** START **

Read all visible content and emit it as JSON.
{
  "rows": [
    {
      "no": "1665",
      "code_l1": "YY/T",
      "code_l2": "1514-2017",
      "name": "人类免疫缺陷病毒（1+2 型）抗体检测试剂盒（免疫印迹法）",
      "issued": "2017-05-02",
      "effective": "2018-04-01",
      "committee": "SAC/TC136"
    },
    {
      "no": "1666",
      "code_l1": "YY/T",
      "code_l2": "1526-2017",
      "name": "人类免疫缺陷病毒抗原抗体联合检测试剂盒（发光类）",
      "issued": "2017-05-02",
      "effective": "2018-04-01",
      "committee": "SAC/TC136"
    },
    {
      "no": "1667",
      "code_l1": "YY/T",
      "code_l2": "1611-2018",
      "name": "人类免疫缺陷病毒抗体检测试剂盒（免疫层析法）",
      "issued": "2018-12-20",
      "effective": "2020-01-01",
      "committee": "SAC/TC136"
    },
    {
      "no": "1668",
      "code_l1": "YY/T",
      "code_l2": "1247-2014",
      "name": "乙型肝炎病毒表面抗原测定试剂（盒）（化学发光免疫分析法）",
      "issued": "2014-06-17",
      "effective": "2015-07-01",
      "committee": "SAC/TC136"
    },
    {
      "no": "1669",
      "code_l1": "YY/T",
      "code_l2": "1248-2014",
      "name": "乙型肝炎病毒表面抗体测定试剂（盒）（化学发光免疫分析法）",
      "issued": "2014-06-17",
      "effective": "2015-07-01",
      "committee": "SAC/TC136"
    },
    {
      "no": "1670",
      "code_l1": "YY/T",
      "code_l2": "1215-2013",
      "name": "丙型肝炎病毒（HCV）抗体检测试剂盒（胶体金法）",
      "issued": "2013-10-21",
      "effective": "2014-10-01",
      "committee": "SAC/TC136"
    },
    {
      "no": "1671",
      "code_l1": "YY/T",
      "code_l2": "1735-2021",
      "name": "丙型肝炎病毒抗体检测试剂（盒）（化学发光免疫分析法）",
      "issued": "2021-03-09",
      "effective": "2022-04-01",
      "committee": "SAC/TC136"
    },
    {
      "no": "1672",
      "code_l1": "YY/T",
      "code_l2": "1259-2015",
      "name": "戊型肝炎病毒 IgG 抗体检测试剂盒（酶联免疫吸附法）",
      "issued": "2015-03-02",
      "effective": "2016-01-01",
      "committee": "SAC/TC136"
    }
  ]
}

** END **

Quote every record above exactly.

Written answer —
Read all visible content and emit it as JSON.
{
  "rows": [
    {
      "no": "1665",
      "code_l1": "YY/T",
      "code_l2": "1514-2017",
      "name": "人类免疫缺陷病毒（1+2 型）抗体检测试剂盒（免疫印迹法）",
      "issued": "2017-05-02",
      "effective": "2018-04-01",
      "committee": "SAC/TC136"
    },
    {
      "no": "1666",
      "code_l1": "YY/T",
      "code_l2": "1526-2017",
      "name": "人类免疫缺陷病毒抗原抗体联合检测试剂盒（发光类）",
      "issued": "2017-05-02",
      "effective": "2018-04-01",
      "committee": "SAC/TC136"
    },
    {
      "no": "1667",
      "code_l1": "YY/T",
      "code_l2": "1611-2018",
      "name": "人类免疫缺陷病毒抗体检测试剂盒（免疫层析法）",
      "issued": "2018-12-20",
      "effective": "2020-01-01",
      "committee": "SAC/TC136"
    },
    {
      "no": "1668",
      "code_l1": "YY/T",
      "code_l2": "1247-2014",
      "name": "乙型肝炎病毒表面抗原测定试剂（盒）（化学发光免疫分析法）",
      "issued": "2014-06-17",
      "effective": "2015-07-01",
      "committee": "SAC/TC136"
    },
    {
      "no": "1669",
      "code_l1": "YY/T",
      "code_l2": "1248-2014",
      "name": "乙型肝炎病毒表面抗体测定试剂（盒）（化学发光免疫分析法）",
      "issued": "2014-06-17",
      "effective": "2015-07-01",
      "committee": "SAC/TC136"
    },
    {
      "no": "1670",
      "code_l1": "YY/T",
      "code_l2": "1215-2013",
      "name": "丙型肝炎病毒（HCV）抗体检测试剂盒（胶体金法）",
      "issued": "2013-10-21",
      "effective": "2014-10-01",
      "committee": "SAC/TC136"
    },
    {
      "no": "1671",
      "code_l1": "YY/T",
      "code_l2": "1735-2021",
      "name": "丙型肝炎病毒抗体检测试剂（盒）（化学发光免疫分析法）",
      "issued": "2021-03-09",
      "effective": "2022-04-01",
      "committee": "SAC/TC136"
    },
    {
      "no": "1672",
      "code_l1": "YY/T",
      "code_l2": "1259-2015",
      "name": "戊型肝炎病毒 IgG 抗体检测试剂盒（酶联免疫吸附法）",
      "issued": "2015-03-02",
      "effective": "2016-01-01",
      "committee": "SAC/TC136"
    }
  ]
}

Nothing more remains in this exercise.